GIVEN INSTRUCTION:
Search the records below for the word "주어진다". Pull out each line that has it.
"""
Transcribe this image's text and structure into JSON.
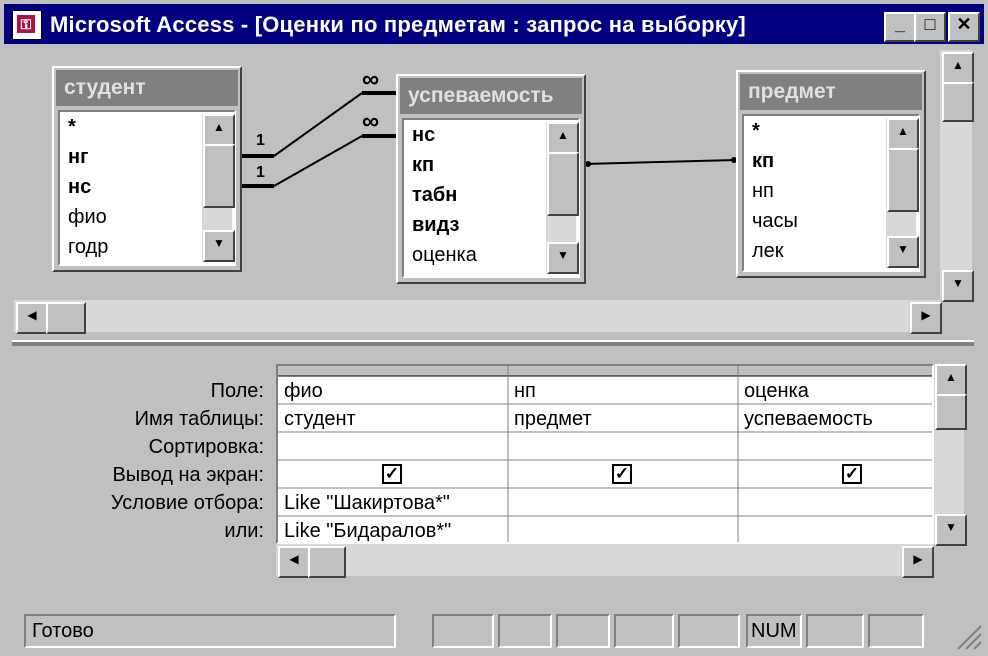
{
  "window": {
    "app_name": "Microsoft Access",
    "separator": " - ",
    "doc_title": "[Оценки по предметам : запрос на выборку]",
    "buttons": {
      "minimize": "_",
      "maximize": "□",
      "close": "✕"
    }
  },
  "tables": [
    {
      "name": "студент",
      "fields": [
        {
          "label": "*",
          "bold": true
        },
        {
          "label": "нг",
          "bold": true
        },
        {
          "label": "нс",
          "bold": true
        },
        {
          "label": "фио",
          "bold": false
        },
        {
          "label": "годр",
          "bold": false
        }
      ]
    },
    {
      "name": "успеваемость",
      "fields": [
        {
          "label": "нс",
          "bold": true
        },
        {
          "label": "кп",
          "bold": true
        },
        {
          "label": "табн",
          "bold": true
        },
        {
          "label": "видз",
          "bold": true
        },
        {
          "label": "оценка",
          "bold": false
        }
      ]
    },
    {
      "name": "предмет",
      "fields": [
        {
          "label": "*",
          "bold": true
        },
        {
          "label": "кп",
          "bold": true
        },
        {
          "label": "нп",
          "bold": false
        },
        {
          "label": "часы",
          "bold": false
        },
        {
          "label": "лек",
          "bold": false
        }
      ]
    }
  ],
  "relations": {
    "one_1": "1",
    "one_2": "1",
    "many_1": "∞",
    "many_2": "∞"
  },
  "grid": {
    "row_labels": [
      "Поле:",
      "Имя таблицы:",
      "Сортировка:",
      "Вывод на экран:",
      "Условие отбора:",
      "или:"
    ],
    "columns": [
      {
        "field": "фио",
        "table": "студент",
        "sort": "",
        "show": true,
        "criteria": "Like \"Шакиртова*\"",
        "or": "Like \"Бидаралов*\""
      },
      {
        "field": "нп",
        "table": "предмет",
        "sort": "",
        "show": true,
        "criteria": "",
        "or": ""
      },
      {
        "field": "оценка",
        "table": "успеваемость",
        "sort": "",
        "show": true,
        "criteria": "",
        "or": ""
      }
    ]
  },
  "status": {
    "text": "Готово",
    "num": "NUM"
  },
  "glyphs": {
    "up": "▲",
    "down": "▼",
    "left": "◀",
    "right": "▶",
    "check": "✓"
  }
}
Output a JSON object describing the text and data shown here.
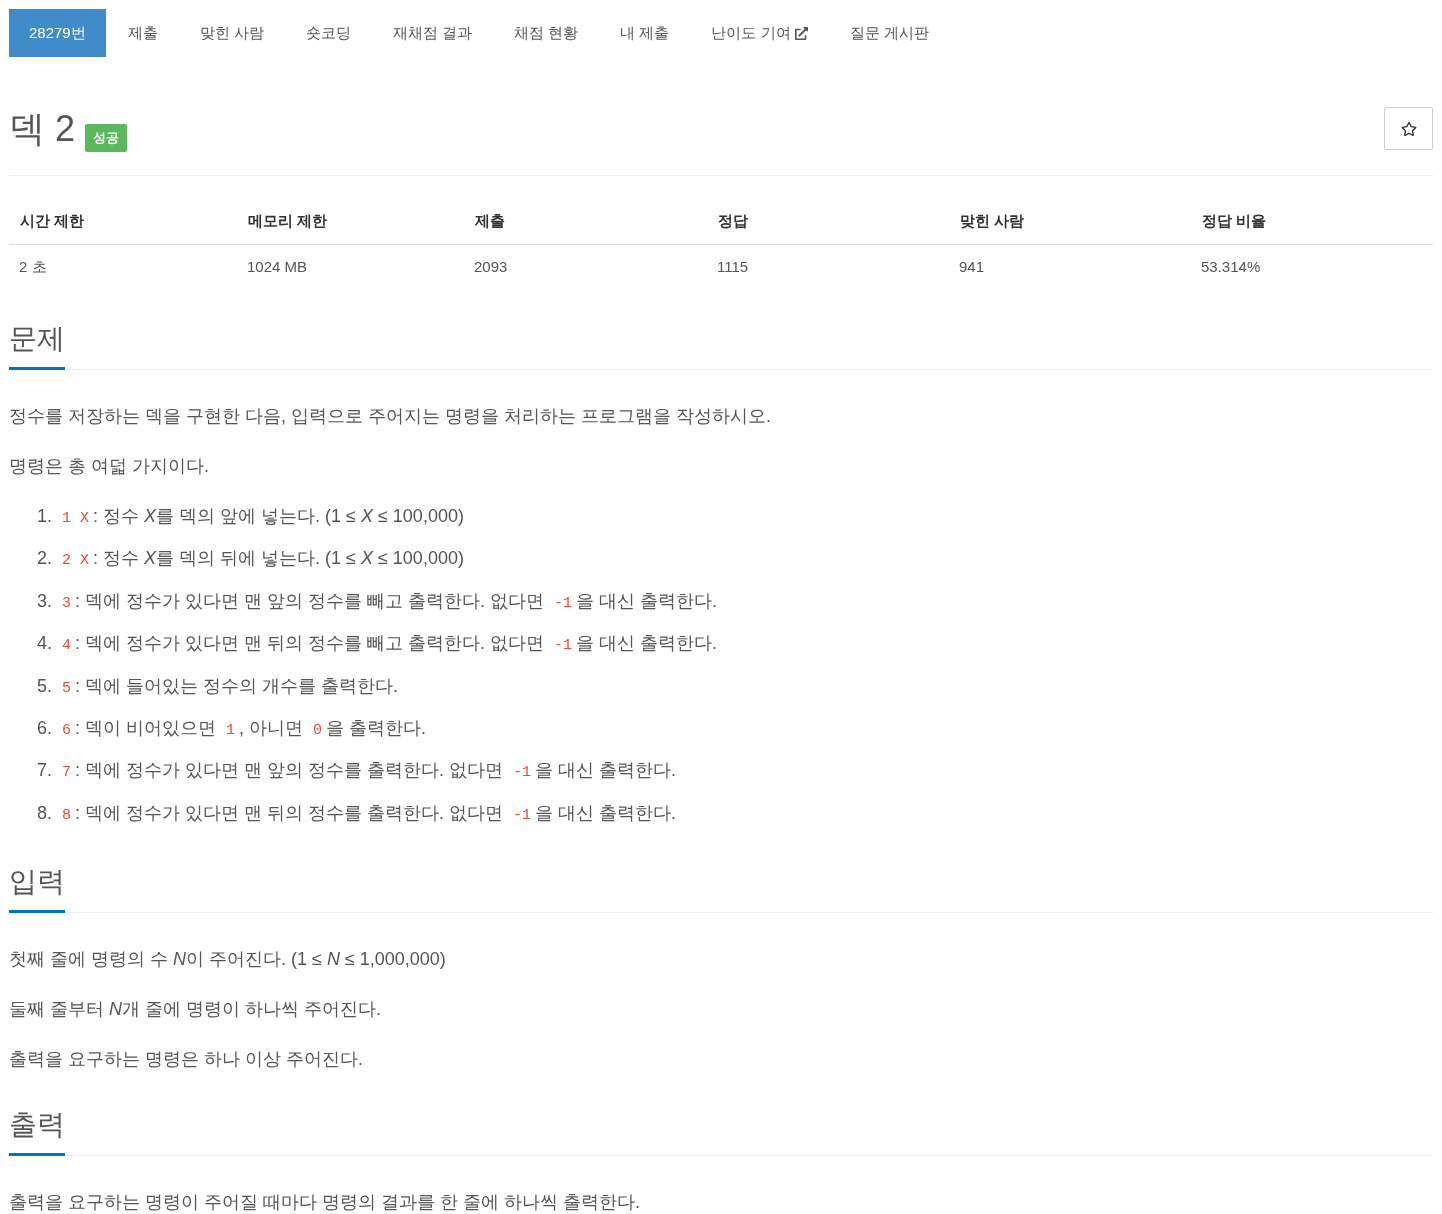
{
  "tabs": [
    {
      "label": "28279번",
      "selected": true,
      "external": false
    },
    {
      "label": "제출",
      "selected": false,
      "external": false
    },
    {
      "label": "맞힌 사람",
      "selected": false,
      "external": false
    },
    {
      "label": "숏코딩",
      "selected": false,
      "external": false
    },
    {
      "label": "재채점 결과",
      "selected": false,
      "external": false
    },
    {
      "label": "채점 현황",
      "selected": false,
      "external": false
    },
    {
      "label": "내 제출",
      "selected": false,
      "external": false
    },
    {
      "label": "난이도 기여",
      "selected": false,
      "external": true
    },
    {
      "label": "질문 게시판",
      "selected": false,
      "external": false
    }
  ],
  "problem": {
    "title": "덱 2",
    "badge": "성공",
    "starred": false
  },
  "stats_table": {
    "columns": [
      "시간 제한",
      "메모리 제한",
      "제출",
      "정답",
      "맞힌 사람",
      "정답 비율"
    ],
    "rows": [
      [
        "2 초",
        "1024 MB",
        "2093",
        "1115",
        "941",
        "53.314%"
      ]
    ]
  },
  "sections": [
    {
      "heading": "문제",
      "blocks": [
        {
          "kind": "paragraph",
          "runs": [
            {
              "text": "정수를 저장하는 덱을 구현한 다음, 입력으로 주어지는 명령을 처리하는 프로그램을 작성하시오.",
              "italic": false
            }
          ]
        },
        {
          "kind": "paragraph",
          "runs": [
            {
              "text": "명령은 총 여덟 가지이다.",
              "italic": false
            }
          ]
        },
        {
          "kind": "list",
          "items": [
            {
              "number": "1.",
              "parts": [
                {
                  "kind": "code",
                  "text": "1 X"
                },
                {
                  "kind": "text",
                  "runs": [
                    {
                      "text": ": 정수 ",
                      "italic": false
                    },
                    {
                      "text": "X",
                      "italic": true
                    },
                    {
                      "text": "를 덱의 앞에 넣는다. (1 ≤ ",
                      "italic": false
                    },
                    {
                      "text": "X",
                      "italic": true
                    },
                    {
                      "text": " ≤ 100,000)",
                      "italic": false
                    }
                  ]
                }
              ]
            },
            {
              "number": "2.",
              "parts": [
                {
                  "kind": "code",
                  "text": "2 X"
                },
                {
                  "kind": "text",
                  "runs": [
                    {
                      "text": ": 정수 ",
                      "italic": false
                    },
                    {
                      "text": "X",
                      "italic": true
                    },
                    {
                      "text": "를 덱의 뒤에 넣는다. (1 ≤ ",
                      "italic": false
                    },
                    {
                      "text": "X",
                      "italic": true
                    },
                    {
                      "text": " ≤ 100,000)",
                      "italic": false
                    }
                  ]
                }
              ]
            },
            {
              "number": "3.",
              "parts": [
                {
                  "kind": "code",
                  "text": "3"
                },
                {
                  "kind": "text",
                  "runs": [
                    {
                      "text": ": 덱에 정수가 있다면 맨 앞의 정수를 빼고 출력한다. 없다면",
                      "italic": false
                    }
                  ]
                },
                {
                  "kind": "code",
                  "text": "-1"
                },
                {
                  "kind": "text",
                  "runs": [
                    {
                      "text": "을 대신 출력한다.",
                      "italic": false
                    }
                  ]
                }
              ]
            },
            {
              "number": "4.",
              "parts": [
                {
                  "kind": "code",
                  "text": "4"
                },
                {
                  "kind": "text",
                  "runs": [
                    {
                      "text": ": 덱에 정수가 있다면 맨 뒤의 정수를 빼고 출력한다. 없다면",
                      "italic": false
                    }
                  ]
                },
                {
                  "kind": "code",
                  "text": "-1"
                },
                {
                  "kind": "text",
                  "runs": [
                    {
                      "text": "을 대신 출력한다.",
                      "italic": false
                    }
                  ]
                }
              ]
            },
            {
              "number": "5.",
              "parts": [
                {
                  "kind": "code",
                  "text": "5"
                },
                {
                  "kind": "text",
                  "runs": [
                    {
                      "text": ": 덱에 들어있는 정수의 개수를 출력한다.",
                      "italic": false
                    }
                  ]
                }
              ]
            },
            {
              "number": "6.",
              "parts": [
                {
                  "kind": "code",
                  "text": "6"
                },
                {
                  "kind": "text",
                  "runs": [
                    {
                      "text": ": 덱이 비어있으면",
                      "italic": false
                    }
                  ]
                },
                {
                  "kind": "code",
                  "text": "1"
                },
                {
                  "kind": "text",
                  "runs": [
                    {
                      "text": ", 아니면",
                      "italic": false
                    }
                  ]
                },
                {
                  "kind": "code",
                  "text": "0"
                },
                {
                  "kind": "text",
                  "runs": [
                    {
                      "text": "을 출력한다.",
                      "italic": false
                    }
                  ]
                }
              ]
            },
            {
              "number": "7.",
              "parts": [
                {
                  "kind": "code",
                  "text": "7"
                },
                {
                  "kind": "text",
                  "runs": [
                    {
                      "text": ": 덱에 정수가 있다면 맨 앞의 정수를 출력한다. 없다면",
                      "italic": false
                    }
                  ]
                },
                {
                  "kind": "code",
                  "text": "-1"
                },
                {
                  "kind": "text",
                  "runs": [
                    {
                      "text": "을 대신 출력한다.",
                      "italic": false
                    }
                  ]
                }
              ]
            },
            {
              "number": "8.",
              "parts": [
                {
                  "kind": "code",
                  "text": "8"
                },
                {
                  "kind": "text",
                  "runs": [
                    {
                      "text": ": 덱에 정수가 있다면 맨 뒤의 정수를 출력한다. 없다면",
                      "italic": false
                    }
                  ]
                },
                {
                  "kind": "code",
                  "text": "-1"
                },
                {
                  "kind": "text",
                  "runs": [
                    {
                      "text": "을 대신 출력한다.",
                      "italic": false
                    }
                  ]
                }
              ]
            }
          ]
        }
      ]
    },
    {
      "heading": "입력",
      "blocks": [
        {
          "kind": "paragraph",
          "runs": [
            {
              "text": "첫째 줄에 명령의 수 ",
              "italic": false
            },
            {
              "text": "N",
              "italic": true
            },
            {
              "text": "이 주어진다. (1 ≤ ",
              "italic": false
            },
            {
              "text": "N",
              "italic": true
            },
            {
              "text": " ≤ 1,000,000)",
              "italic": false
            }
          ]
        },
        {
          "kind": "paragraph",
          "runs": [
            {
              "text": "둘째 줄부터 ",
              "italic": false
            },
            {
              "text": "N",
              "italic": true
            },
            {
              "text": "개 줄에 명령이 하나씩 주어진다.",
              "italic": false
            }
          ]
        },
        {
          "kind": "paragraph",
          "runs": [
            {
              "text": "출력을 요구하는 명령은 하나 이상 주어진다.",
              "italic": false
            }
          ]
        }
      ]
    },
    {
      "heading": "출력",
      "blocks": [
        {
          "kind": "paragraph",
          "runs": [
            {
              "text": "출력을 요구하는 명령이 주어질 때마다 명령의 결과를 한 줄에 하나씩 출력한다.",
              "italic": false
            }
          ]
        }
      ]
    }
  ]
}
"""
TASK RESPONSE:
              "text": "이 주어진다. (1 ≤ ",
              "text": "개 줄에 명령이 하나씩 주어진다.",
              "text": "출력을 요구하는 명령은 하나 이상 주어진다.",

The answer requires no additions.